| Exercise requirements |
Please set out every line of the records below as a JSON list of strings, one string per line, with blank lines left out.

| Data shown |
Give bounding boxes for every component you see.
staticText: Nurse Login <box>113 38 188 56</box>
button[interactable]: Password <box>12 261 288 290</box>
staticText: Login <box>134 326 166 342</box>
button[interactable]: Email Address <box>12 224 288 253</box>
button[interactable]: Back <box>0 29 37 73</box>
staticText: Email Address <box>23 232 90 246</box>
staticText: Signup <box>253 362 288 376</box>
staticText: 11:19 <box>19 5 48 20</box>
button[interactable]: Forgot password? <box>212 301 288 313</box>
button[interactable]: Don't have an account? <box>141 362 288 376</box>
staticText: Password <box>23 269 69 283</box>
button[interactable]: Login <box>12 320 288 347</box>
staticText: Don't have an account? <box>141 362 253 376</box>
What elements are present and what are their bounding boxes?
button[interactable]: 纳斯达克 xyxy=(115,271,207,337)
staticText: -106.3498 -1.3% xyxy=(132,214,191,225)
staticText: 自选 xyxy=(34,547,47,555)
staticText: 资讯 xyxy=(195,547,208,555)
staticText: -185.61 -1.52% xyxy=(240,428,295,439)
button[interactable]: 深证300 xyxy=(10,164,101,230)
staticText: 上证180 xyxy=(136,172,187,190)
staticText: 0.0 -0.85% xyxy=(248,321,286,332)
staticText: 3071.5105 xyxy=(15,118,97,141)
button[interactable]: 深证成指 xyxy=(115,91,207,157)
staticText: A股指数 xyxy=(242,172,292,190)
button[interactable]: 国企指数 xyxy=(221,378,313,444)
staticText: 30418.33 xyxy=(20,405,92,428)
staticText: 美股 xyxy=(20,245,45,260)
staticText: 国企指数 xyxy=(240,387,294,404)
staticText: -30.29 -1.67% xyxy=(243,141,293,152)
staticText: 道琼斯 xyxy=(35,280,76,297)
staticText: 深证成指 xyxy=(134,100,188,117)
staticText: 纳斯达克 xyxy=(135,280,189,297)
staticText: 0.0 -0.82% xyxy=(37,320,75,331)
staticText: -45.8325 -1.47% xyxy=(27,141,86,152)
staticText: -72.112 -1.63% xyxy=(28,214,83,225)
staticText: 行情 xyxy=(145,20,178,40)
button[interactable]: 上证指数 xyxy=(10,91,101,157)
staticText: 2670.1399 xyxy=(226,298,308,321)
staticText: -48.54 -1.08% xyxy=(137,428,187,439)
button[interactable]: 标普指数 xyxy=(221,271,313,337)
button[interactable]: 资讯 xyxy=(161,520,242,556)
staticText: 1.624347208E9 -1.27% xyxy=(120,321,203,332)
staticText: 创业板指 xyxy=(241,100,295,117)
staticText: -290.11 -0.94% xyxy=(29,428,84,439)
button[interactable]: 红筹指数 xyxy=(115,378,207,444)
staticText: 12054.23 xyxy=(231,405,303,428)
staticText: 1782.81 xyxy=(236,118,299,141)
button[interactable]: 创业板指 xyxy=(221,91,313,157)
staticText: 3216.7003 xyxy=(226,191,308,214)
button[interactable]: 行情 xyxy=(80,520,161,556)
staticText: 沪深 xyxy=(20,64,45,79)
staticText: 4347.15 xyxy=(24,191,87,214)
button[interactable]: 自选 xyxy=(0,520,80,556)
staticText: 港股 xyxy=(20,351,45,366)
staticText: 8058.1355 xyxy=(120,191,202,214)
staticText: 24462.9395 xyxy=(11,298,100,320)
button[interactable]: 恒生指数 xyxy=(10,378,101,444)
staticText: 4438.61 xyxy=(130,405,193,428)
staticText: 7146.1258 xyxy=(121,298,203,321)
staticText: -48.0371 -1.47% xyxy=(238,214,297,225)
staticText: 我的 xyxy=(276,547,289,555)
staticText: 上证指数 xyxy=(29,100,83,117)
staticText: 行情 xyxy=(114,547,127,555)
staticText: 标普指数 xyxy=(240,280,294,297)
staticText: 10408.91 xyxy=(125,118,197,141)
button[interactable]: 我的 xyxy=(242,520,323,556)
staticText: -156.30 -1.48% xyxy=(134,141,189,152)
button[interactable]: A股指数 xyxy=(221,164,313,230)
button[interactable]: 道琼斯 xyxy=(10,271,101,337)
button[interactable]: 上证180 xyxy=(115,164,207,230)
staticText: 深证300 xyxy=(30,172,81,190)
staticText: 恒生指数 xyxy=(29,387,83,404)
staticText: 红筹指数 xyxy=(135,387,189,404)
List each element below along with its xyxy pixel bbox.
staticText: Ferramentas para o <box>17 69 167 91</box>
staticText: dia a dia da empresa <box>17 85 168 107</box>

| Result of this task |
[
  "Give bounding boxes for every component you see.",
  "staticText: Nurse Login <box>113 38 188 56</box>",
  "button[interactable]: Password <box>12 261 288 290</box>",
  "staticText: Login <box>134 326 166 342</box>",
  "button[interactable]: Email Address <box>12 224 288 253</box>",
  "button[interactable]: Back <box>0 29 37 73</box>",
  "staticText: Email Address <box>23 232 90 246</box>",
  "staticText: Signup <box>253 362 288 376</box>",
  "staticText: 11:19 <box>19 5 48 20</box>",
  "button[interactable]: Forgot password? <box>212 301 288 313</box>",
  "button[interactable]: Don't have an account? <box>141 362 288 376</box>",
  "staticText: Password <box>23 269 69 283</box>",
  "button[interactable]: Login <box>12 320 288 347</box>",
  "staticText: Don't have an account? <box>141 362 253 376</box>",
  "What elements are present and what are their bounding boxes?",
  "button[interactable]: 纳斯达克 xyxy=(115,271,207,337)",
  "staticText: -106.3498 -1.3% xyxy=(132,214,191,225)",
  "staticText: 自选 xyxy=(34,547,47,555)",
  "staticText: 资讯 xyxy=(195,547,208,555)",
  "staticText: -185.61 -1.52% xyxy=(240,428,295,439)",
  "button[interactable]: 深证300 xyxy=(10,164,101,230)",
  "staticText: 上证180 xyxy=(136,172,187,190)",
  "staticText: 0.0 -0.85% xyxy=(248,321,286,332)",
  "staticText: 3071.5105 xyxy=(15,118,97,141)",
  "button[interactable]: 深证成指 xyxy=(115,91,207,157)",
  "staticText: A股指数 xyxy=(242,172,292,190)",
  "button[interactable]: 国企指数 xyxy=(221,378,313,444)",
  "staticText: 30418.33 xyxy=(20,405,92,428)",
  "staticText: 美股 xyxy=(20,245,45,260)",
  "staticText: 国企指数 xyxy=(240,387,294,404)",
  "staticText: -30.29 -1.67% xyxy=(243,141,293,152)",
  "staticText: 道琼斯 xyxy=(35,280,76,297)",
  "staticText: 深证成指 xyxy=(134,100,188,117)",
  "staticText: 纳斯达克 xyxy=(135,280,189,297)",
  "staticText: 0.0 -0.82% xyxy=(37,320,75,331)",
  "staticText: -45.8325 -1.47% xyxy=(27,141,86,152)",
  "staticText: -72.112 -1.63% xyxy=(28,214,83,225)",
  "staticText: 行情 xyxy=(145,20,178,40)",
  "button[interactable]: 上证指数 xyxy=(10,91,101,157)",
  "staticText: 2670.1399 xyxy=(226,298,308,321)",
  "staticText: -48.54 -1.08% xyxy=(137,428,187,439)",
  "button[interactable]: 标普指数 xyxy=(221,271,313,337)",
  "button[interactable]: 资讯 xyxy=(161,520,242,556)",
  "staticText: 1.624347208E9 -1.27% xyxy=(120,321,203,332)",
  "staticText: 创业板指 xyxy=(241,100,295,117)",
  "staticText: -290.11 -0.94% xyxy=(29,428,84,439)",
  "button[interactable]: 红筹指数 xyxy=(115,378,207,444)",
  "staticText: 12054.23 xyxy=(231,405,303,428)",
  "staticText: 1782.81 xyxy=(236,118,299,141)",
  "button[interactable]: 创业板指 xyxy=(221,91,313,157)",
  "staticText: 3216.7003 xyxy=(226,191,308,214)",
  "button[interactable]: 行情 xyxy=(80,520,161,556)",
  "staticText: 沪深 xyxy=(20,64,45,79)",
  "staticText: 4347.15 xyxy=(24,191,87,214)",
  "button[interactable]: 自选 xyxy=(0,520,80,556)",
  "staticText: 港股 xyxy=(20,351,45,366)",
  "staticText: 8058.1355 xyxy=(120,191,202,214)",
  "staticText: 24462.9395 xyxy=(11,298,100,320)",
  "button[interactable]: 恒生指数 xyxy=(10,378,101,444)",
  "staticText: 4438.61 xyxy=(130,405,193,428)",
  "staticText: 7146.1258 xyxy=(121,298,203,321)",
  "staticText: -48.0371 -1.47% xyxy=(238,214,297,225)",
  "staticText: 我的 xyxy=(276,547,289,555)",
  "staticText: 上证指数 xyxy=(29,100,83,117)",
  "staticText: 行情 xyxy=(114,547,127,555)",
  "staticText: 标普指数 xyxy=(240,280,294,297)",
  "staticText: 10408.91 xyxy=(125,118,197,141)",
  "button[interactable]: 我的 xyxy=(242,520,323,556)",
  "staticText: -156.30 -1.48% xyxy=(134,141,189,152)",
  "button[interactable]: A股指数 xyxy=(221,164,313,230)",
  "button[interactable]: 道琼斯 xyxy=(10,271,101,337)",
  "button[interactable]: 上证180 xyxy=(115,164,207,230)",
  "staticText: 深证300 xyxy=(30,172,81,190)",
  "staticText: 恒生指数 xyxy=(29,387,83,404)",
  "staticText: 红筹指数 xyxy=(135,387,189,404)",
  "List each element below along with its xyxy pixel bbox.",
  "staticText: Ferramentas para o <box>17 69 167 91</box>",
  "staticText: dia a dia da empresa <box>17 85 168 107</box>"
]